# Excerpt from a dataset
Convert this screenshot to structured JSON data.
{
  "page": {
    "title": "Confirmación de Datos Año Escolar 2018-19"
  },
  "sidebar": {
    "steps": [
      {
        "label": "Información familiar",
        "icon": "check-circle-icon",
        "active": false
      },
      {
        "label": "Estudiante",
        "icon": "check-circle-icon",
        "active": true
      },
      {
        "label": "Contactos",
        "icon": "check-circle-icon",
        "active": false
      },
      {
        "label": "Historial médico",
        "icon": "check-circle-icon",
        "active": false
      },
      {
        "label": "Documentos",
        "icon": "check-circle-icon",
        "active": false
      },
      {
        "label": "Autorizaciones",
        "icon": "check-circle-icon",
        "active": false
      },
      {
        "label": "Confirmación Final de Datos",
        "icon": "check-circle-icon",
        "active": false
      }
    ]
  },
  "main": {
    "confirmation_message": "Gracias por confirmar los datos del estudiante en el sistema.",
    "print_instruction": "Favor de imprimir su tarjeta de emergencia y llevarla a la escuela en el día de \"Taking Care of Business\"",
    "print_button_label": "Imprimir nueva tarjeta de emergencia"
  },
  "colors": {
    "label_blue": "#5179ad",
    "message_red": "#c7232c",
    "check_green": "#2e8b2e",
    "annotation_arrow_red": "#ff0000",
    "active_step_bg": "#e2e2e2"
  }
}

# Work to do
List all lines above in which the string "tarjeta" appears.

# Solution for this exercise
    "print_instruction": "Favor de imprimir su tarjeta de emergencia y llevarla a la escuela en el día de \"Taking Care of Business\"",
    "print_button_label": "Imprimir nueva tarjeta de emergencia"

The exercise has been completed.